Start of Records for the task

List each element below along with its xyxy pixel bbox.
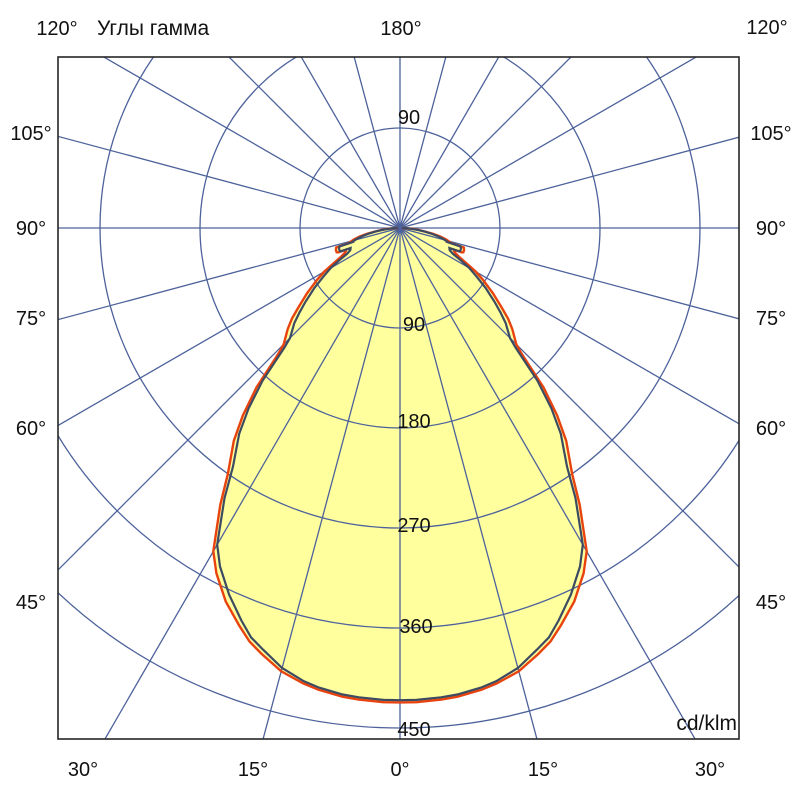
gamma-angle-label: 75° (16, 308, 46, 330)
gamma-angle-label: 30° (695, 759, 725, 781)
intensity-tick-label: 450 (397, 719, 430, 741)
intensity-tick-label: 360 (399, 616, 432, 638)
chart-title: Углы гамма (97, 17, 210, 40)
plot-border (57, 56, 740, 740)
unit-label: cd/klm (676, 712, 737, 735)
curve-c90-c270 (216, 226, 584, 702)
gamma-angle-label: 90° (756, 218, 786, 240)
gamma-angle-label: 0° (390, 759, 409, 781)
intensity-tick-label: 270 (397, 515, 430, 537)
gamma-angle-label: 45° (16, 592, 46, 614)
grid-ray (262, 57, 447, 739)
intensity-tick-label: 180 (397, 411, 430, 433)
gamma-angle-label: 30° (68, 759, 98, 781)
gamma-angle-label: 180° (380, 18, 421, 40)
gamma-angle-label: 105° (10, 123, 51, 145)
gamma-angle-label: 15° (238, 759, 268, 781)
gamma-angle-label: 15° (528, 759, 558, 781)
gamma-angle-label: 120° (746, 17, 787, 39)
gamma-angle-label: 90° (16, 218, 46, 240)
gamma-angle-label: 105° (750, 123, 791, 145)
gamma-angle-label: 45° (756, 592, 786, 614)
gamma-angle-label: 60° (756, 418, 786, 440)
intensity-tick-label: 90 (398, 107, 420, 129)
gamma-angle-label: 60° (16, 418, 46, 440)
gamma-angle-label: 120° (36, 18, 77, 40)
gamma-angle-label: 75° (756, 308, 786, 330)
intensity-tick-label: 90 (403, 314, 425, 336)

End of Records for the task

* What the exercise asks: Can you output every line of the entries above as a Markdown table with a Row column for the row number and a Line column for the line, skipping blank lines and leaving out the pictures?

* Problem solution:
| Row | Line |
|---|---|
| 1 | List each element below along with its xyxy pixel bbox. |
| 2 | gamma-angle-label: 75° (16, 308, 46, 330) |
| 3 | gamma-angle-label: 30° (695, 759, 725, 781) |
| 4 | intensity-tick-label: 450 (397, 719, 430, 741) |
| 5 | intensity-tick-label: 360 (399, 616, 432, 638) |
| 6 | chart-title: Углы гамма (97, 17, 210, 40) |
| 7 | plot-border (57, 56, 740, 740) |
| 8 | unit-label: cd/klm (676, 712, 737, 735) |
| 9 | curve-c90-c270 (216, 226, 584, 702) |
| 10 | gamma-angle-label: 90° (756, 218, 786, 240) |
| 11 | gamma-angle-label: 0° (390, 759, 409, 781) |
| 12 | intensity-tick-label: 270 (397, 515, 430, 537) |
| 13 | gamma-angle-label: 45° (16, 592, 46, 614) |
| 14 | grid-ray (262, 57, 447, 739) |
| 15 | intensity-tick-label: 180 (397, 411, 430, 433) |
| 16 | gamma-angle-label: 30° (68, 759, 98, 781) |
| 17 | gamma-angle-label: 180° (380, 18, 421, 40) |
| 18 | gamma-angle-label: 105° (10, 123, 51, 145) |
| 19 | gamma-angle-label: 15° (238, 759, 268, 781) |
| 20 | gamma-angle-label: 15° (528, 759, 558, 781) |
| 21 | gamma-angle-label: 120° (746, 17, 787, 39) |
| 22 | gamma-angle-label: 90° (16, 218, 46, 240) |
| 23 | gamma-angle-label: 105° (750, 123, 791, 145) |
| 24 | gamma-angle-label: 45° (756, 592, 786, 614) |
| 25 | gamma-angle-label: 60° (756, 418, 786, 440) |
| 26 | intensity-tick-label: 90 (398, 107, 420, 129) |
| 27 | gamma-angle-label: 60° (16, 418, 46, 440) |
| 28 | gamma-angle-label: 120° (36, 18, 77, 40) |
| 29 | gamma-angle-label: 75° (756, 308, 786, 330) |
| 30 | intensity-tick-label: 90 (403, 314, 425, 336) |